Goal >> Locate all lines with the word "ijuanpabloquevedo" and copy them out.

========================================

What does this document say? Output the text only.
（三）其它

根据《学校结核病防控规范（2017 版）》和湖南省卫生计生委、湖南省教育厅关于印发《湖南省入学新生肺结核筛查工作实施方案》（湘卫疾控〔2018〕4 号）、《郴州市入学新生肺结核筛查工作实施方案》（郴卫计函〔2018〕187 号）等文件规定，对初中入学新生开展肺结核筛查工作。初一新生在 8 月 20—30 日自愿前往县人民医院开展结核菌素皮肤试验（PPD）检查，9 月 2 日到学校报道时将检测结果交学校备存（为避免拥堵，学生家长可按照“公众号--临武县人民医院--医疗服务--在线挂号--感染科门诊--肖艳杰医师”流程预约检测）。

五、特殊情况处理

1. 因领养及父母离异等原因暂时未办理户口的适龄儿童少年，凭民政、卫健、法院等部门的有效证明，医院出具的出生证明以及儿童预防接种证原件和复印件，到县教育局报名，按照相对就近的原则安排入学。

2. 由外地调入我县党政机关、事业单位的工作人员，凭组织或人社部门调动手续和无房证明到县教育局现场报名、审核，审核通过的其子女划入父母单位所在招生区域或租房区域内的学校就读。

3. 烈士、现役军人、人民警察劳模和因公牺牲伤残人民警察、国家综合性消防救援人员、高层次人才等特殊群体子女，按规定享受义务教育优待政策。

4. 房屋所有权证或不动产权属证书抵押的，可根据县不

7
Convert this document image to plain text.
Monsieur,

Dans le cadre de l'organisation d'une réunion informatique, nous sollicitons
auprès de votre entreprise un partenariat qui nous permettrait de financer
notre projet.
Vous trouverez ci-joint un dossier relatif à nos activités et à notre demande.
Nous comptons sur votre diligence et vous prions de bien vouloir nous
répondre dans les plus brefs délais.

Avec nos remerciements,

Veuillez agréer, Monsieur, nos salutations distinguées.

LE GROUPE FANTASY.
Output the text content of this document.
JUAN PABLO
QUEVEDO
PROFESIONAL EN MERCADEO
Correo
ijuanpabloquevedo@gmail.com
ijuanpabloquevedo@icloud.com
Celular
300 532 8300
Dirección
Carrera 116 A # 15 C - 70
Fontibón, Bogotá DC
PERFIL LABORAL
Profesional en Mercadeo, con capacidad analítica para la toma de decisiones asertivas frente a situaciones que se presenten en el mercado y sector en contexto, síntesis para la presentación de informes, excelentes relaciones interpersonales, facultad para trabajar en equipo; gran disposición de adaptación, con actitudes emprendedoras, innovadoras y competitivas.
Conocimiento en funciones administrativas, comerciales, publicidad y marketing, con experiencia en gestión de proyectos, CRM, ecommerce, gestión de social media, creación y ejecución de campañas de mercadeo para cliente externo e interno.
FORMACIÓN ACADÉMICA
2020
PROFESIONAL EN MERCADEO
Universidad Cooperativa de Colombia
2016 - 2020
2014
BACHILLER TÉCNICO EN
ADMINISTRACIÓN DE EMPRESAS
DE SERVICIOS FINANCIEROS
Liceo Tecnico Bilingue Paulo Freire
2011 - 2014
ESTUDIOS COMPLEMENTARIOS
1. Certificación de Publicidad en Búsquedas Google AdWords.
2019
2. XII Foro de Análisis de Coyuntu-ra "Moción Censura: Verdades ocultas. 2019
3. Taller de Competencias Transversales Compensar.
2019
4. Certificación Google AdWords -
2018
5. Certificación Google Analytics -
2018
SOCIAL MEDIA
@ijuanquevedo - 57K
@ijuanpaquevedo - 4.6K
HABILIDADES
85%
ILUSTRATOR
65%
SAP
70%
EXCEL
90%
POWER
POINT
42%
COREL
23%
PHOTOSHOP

========================================

Reply to the exercise >>
ijuanpabloquevedo@gmail.com
ijuanpabloquevedo@icloud.com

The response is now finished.